Dataset excerpts
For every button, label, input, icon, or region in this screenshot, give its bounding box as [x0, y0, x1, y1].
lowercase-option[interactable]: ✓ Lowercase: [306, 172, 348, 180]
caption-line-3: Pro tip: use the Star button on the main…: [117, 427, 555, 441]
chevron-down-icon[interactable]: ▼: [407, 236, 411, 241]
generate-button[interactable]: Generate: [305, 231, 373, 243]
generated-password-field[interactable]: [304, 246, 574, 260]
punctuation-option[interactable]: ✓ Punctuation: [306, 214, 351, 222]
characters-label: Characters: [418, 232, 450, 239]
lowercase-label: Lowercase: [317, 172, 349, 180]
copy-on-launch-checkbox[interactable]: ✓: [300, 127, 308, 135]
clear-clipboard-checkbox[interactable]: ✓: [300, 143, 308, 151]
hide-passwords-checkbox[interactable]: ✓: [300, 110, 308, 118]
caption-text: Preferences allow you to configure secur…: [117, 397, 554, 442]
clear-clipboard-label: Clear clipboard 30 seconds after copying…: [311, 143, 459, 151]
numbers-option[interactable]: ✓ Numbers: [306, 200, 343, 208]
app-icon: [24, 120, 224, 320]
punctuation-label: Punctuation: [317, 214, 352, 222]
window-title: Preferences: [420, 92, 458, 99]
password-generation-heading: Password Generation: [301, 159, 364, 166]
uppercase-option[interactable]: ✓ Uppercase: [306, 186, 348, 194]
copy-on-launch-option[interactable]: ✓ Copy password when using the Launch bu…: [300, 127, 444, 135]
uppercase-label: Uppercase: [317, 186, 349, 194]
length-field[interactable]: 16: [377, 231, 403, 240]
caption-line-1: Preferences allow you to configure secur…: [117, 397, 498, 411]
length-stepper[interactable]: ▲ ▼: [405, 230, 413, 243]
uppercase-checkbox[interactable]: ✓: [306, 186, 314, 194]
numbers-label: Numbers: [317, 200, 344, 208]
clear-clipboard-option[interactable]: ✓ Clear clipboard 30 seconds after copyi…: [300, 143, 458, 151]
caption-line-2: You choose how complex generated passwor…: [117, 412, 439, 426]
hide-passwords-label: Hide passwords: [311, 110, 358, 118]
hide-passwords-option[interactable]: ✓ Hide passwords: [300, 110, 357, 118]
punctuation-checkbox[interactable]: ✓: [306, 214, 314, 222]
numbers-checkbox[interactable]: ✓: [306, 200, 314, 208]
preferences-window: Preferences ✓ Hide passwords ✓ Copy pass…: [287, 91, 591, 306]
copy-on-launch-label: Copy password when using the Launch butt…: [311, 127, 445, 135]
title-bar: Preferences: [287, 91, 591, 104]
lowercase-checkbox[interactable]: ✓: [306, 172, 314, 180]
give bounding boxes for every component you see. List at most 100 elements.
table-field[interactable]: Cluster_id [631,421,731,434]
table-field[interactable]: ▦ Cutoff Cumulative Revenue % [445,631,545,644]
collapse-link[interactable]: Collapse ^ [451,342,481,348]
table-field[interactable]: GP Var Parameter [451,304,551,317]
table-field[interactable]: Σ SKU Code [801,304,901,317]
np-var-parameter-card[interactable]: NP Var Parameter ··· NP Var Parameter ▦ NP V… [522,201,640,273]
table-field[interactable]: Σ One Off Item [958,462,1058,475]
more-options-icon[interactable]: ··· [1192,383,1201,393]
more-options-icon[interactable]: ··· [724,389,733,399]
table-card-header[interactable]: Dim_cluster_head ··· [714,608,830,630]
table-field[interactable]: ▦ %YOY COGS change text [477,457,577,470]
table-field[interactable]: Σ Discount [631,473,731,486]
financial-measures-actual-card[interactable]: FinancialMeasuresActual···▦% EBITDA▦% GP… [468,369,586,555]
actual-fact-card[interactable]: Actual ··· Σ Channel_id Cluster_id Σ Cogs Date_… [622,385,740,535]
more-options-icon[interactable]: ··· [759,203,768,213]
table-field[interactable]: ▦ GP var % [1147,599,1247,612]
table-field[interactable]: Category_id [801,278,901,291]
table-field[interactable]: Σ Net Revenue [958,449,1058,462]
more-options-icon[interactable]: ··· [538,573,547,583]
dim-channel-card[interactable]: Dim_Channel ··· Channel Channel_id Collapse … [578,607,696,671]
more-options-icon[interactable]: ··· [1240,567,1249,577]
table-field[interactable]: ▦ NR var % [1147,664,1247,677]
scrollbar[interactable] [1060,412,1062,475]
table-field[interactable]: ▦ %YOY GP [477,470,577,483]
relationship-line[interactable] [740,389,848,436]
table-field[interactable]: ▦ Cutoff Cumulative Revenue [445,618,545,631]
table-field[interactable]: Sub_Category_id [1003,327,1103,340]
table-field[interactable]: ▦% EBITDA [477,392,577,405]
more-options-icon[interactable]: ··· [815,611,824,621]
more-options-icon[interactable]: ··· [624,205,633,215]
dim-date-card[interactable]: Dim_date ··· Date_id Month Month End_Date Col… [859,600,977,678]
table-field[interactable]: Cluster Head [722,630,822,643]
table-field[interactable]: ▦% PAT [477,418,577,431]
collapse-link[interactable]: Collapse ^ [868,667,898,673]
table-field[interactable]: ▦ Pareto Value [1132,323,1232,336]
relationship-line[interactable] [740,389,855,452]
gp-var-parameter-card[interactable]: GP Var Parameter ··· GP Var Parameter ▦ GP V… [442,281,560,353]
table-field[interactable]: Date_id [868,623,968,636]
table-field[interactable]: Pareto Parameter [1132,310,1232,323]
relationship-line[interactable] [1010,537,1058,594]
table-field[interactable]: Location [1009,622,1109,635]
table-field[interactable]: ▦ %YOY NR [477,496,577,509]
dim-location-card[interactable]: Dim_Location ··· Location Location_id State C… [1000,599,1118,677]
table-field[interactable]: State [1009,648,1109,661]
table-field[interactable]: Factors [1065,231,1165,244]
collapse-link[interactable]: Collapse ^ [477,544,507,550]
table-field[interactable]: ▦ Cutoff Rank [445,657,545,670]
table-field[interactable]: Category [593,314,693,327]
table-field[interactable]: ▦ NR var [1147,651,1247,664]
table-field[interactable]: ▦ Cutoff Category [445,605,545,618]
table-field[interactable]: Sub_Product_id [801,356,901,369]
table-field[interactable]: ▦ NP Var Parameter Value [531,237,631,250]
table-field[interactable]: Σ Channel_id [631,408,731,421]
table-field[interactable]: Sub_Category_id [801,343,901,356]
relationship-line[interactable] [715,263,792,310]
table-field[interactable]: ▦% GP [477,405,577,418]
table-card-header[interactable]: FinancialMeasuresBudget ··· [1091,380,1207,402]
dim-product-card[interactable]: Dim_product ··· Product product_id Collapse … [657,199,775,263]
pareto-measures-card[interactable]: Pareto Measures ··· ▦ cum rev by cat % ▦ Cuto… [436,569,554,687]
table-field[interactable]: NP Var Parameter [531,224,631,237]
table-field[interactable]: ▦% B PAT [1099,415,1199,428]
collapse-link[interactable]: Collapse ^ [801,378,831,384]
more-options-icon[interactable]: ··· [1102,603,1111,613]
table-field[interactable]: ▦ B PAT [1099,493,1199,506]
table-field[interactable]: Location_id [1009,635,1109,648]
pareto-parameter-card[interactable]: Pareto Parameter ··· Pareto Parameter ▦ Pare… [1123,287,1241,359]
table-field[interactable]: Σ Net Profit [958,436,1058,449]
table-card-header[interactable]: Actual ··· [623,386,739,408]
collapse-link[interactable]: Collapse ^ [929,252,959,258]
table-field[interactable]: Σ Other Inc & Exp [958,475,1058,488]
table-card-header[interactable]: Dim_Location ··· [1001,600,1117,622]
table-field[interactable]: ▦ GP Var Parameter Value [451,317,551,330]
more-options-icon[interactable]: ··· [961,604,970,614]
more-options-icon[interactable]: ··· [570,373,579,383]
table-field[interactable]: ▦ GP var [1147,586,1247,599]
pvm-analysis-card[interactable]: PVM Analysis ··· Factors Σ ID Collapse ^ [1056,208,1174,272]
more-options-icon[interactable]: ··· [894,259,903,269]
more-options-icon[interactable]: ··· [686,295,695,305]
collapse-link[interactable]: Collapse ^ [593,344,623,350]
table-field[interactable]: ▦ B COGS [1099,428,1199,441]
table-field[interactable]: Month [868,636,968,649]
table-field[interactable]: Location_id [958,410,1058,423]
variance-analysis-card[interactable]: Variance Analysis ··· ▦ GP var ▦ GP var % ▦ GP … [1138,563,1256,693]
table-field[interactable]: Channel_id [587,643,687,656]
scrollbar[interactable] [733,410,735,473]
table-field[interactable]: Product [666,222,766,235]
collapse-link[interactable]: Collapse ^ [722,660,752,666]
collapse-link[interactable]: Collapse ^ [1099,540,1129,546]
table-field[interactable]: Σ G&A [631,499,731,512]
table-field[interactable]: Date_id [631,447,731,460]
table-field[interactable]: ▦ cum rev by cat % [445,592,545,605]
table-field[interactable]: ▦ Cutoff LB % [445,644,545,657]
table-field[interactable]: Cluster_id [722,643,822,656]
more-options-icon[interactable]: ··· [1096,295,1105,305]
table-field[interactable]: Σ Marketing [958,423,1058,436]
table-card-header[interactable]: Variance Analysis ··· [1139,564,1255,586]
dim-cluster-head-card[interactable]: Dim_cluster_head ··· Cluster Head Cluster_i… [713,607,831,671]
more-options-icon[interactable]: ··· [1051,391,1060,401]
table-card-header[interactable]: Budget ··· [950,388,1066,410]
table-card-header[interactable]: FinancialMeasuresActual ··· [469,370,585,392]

Task objective
Reproduce the part of the items that opens at their start and closes with the line containing "hide-passwords-checkbox[interactable]: ✓: [300, 110, 308, 118]", swapping "bounding box" for "enclosing rectangle" and leaving everything else as it is.

Task answer
For every button, label, input, icon, or region in this screenshot, give its enclosing rectangle as [x0, y0, x1, y1].
lowercase-option[interactable]: ✓ Lowercase: [306, 172, 348, 180]
caption-line-3: Pro tip: use the Star button on the main…: [117, 427, 555, 441]
chevron-down-icon[interactable]: ▼: [407, 236, 411, 241]
generate-button[interactable]: Generate: [305, 231, 373, 243]
generated-password-field[interactable]: [304, 246, 574, 260]
punctuation-option[interactable]: ✓ Punctuation: [306, 214, 351, 222]
characters-label: Characters: [418, 232, 450, 239]
lowercase-label: Lowercase: [317, 172, 349, 180]
copy-on-launch-checkbox[interactable]: ✓: [300, 127, 308, 135]
clear-clipboard-checkbox[interactable]: ✓: [300, 143, 308, 151]
hide-passwords-checkbox[interactable]: ✓: [300, 110, 308, 118]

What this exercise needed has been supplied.